══ Records

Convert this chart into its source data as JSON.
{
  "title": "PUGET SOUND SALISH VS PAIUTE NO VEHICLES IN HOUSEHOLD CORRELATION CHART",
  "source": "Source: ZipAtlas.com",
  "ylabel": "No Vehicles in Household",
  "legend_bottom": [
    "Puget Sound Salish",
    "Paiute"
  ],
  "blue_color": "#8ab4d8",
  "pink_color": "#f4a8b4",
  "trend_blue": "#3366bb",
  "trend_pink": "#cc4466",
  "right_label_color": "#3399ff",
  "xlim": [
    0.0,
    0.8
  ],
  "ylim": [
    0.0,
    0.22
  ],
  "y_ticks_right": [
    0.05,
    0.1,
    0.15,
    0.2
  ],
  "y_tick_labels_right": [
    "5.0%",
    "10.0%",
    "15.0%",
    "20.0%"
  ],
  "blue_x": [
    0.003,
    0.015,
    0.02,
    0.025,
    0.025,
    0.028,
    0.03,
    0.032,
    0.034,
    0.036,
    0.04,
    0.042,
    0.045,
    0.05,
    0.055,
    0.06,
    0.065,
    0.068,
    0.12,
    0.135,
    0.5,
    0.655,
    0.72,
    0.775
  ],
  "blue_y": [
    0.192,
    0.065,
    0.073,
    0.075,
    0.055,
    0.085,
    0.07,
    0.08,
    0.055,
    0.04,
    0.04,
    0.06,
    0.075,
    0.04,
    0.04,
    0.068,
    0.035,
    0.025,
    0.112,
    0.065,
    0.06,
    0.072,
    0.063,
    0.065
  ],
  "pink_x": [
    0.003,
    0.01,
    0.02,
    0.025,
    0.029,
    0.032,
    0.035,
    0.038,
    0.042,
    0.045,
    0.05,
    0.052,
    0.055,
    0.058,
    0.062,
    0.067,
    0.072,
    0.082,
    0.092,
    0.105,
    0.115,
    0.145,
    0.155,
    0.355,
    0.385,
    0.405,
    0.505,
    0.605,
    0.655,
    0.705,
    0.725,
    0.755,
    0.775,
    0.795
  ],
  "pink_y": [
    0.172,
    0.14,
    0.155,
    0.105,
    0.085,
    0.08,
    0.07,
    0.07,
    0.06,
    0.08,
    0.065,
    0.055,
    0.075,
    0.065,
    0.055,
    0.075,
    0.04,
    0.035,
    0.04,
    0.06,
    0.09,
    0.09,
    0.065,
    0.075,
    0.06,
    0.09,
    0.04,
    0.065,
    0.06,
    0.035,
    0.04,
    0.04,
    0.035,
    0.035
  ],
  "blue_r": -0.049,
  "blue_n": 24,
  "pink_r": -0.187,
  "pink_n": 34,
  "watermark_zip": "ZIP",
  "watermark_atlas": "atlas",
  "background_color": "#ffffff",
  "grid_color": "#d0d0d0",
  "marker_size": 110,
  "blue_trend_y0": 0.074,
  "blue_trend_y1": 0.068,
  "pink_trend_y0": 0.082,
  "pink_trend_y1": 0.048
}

════

## Directions
Check each line of the entries above, and show every one holding the word "source".

## Response below
Convert this chart into its source data as JSON.
  "source": "Source: ZipAtlas.com",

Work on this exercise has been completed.